* begin STORED RECORDS *

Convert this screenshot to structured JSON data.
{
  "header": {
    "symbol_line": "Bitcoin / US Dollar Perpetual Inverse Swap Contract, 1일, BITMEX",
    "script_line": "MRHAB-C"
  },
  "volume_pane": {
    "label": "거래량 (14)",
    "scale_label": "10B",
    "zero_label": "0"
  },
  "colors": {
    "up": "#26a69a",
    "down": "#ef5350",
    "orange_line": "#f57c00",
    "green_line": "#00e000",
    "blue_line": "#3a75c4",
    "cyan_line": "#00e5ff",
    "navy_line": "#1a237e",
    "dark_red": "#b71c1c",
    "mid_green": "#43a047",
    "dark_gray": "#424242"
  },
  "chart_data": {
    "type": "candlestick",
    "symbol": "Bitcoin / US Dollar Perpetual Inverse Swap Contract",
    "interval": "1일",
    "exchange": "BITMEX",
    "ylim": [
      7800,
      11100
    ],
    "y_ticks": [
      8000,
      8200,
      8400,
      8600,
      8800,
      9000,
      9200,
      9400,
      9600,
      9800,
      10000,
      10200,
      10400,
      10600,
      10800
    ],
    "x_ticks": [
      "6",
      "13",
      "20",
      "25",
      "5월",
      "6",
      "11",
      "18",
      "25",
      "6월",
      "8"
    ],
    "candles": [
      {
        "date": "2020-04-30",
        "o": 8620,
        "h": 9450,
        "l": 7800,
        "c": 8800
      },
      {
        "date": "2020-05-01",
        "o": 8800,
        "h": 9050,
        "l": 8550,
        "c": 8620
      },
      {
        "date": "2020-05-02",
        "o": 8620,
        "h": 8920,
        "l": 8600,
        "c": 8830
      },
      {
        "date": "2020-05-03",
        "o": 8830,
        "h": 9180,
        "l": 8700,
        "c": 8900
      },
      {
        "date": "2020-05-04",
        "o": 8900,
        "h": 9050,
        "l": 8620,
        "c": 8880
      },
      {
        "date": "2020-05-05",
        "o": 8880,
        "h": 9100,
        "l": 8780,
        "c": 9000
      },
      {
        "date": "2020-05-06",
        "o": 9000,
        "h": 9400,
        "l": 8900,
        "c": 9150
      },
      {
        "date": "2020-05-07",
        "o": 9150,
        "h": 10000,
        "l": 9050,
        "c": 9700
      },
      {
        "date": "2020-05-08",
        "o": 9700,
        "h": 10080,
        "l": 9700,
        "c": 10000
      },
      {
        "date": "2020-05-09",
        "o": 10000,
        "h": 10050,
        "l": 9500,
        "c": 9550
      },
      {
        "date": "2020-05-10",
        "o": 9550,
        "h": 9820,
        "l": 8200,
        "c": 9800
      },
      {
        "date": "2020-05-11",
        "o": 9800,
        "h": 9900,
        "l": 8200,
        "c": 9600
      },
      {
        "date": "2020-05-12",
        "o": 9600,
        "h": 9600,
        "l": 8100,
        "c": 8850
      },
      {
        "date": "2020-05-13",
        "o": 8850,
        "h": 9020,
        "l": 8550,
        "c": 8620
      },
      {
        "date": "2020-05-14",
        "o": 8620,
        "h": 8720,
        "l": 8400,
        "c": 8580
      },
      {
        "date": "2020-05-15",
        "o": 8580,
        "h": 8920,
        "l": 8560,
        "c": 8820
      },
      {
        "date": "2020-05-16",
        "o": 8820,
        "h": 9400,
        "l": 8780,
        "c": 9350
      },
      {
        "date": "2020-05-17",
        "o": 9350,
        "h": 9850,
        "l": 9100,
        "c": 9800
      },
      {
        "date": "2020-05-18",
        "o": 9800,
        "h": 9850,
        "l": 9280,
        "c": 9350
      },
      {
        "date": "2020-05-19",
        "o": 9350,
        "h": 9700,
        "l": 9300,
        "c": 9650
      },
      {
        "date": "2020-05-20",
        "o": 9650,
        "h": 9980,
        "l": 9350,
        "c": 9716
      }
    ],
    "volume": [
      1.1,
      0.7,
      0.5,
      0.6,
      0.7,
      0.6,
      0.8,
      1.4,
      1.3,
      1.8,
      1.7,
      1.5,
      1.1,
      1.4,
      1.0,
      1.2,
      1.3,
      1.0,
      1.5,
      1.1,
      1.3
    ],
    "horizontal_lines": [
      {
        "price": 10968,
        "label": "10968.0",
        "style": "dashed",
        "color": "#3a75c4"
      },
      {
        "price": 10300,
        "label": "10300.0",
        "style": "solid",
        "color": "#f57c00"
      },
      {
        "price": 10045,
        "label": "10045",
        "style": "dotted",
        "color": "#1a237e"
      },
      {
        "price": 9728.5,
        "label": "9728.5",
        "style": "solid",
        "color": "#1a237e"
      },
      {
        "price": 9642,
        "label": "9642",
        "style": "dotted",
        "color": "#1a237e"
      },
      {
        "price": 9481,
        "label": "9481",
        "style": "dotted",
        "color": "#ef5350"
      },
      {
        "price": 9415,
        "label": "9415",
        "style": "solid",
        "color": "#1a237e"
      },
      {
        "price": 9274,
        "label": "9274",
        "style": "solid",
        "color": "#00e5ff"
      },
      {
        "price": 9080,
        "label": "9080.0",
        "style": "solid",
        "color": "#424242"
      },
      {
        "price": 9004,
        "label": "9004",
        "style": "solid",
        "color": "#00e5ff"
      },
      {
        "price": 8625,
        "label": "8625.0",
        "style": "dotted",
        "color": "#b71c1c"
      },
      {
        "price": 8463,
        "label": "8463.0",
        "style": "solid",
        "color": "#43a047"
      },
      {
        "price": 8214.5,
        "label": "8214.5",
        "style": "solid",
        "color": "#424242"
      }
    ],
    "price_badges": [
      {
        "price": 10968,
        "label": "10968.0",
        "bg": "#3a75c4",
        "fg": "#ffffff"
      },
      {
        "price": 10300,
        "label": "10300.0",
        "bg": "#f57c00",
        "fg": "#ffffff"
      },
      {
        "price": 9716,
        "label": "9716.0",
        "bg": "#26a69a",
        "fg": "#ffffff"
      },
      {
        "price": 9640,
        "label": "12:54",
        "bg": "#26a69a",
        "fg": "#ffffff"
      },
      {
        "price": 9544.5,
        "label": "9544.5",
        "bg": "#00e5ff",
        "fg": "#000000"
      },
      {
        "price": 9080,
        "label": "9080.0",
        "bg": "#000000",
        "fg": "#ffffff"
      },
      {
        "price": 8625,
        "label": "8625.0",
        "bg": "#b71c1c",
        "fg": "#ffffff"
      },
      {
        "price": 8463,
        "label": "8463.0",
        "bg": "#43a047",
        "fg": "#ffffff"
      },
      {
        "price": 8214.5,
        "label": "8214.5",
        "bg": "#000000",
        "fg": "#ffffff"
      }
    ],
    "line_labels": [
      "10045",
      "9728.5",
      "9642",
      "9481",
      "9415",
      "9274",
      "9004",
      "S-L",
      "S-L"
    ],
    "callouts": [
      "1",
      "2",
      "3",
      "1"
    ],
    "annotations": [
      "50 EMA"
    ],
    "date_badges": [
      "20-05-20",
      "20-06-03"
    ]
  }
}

* end STORED RECORDS *

▶ [WHAT IS ASKED]: Make a tally of the lines in this data that include the string "Perpetual", and answer with that tally alone.

▶ [REPLY TO THE EXERCISE]: 2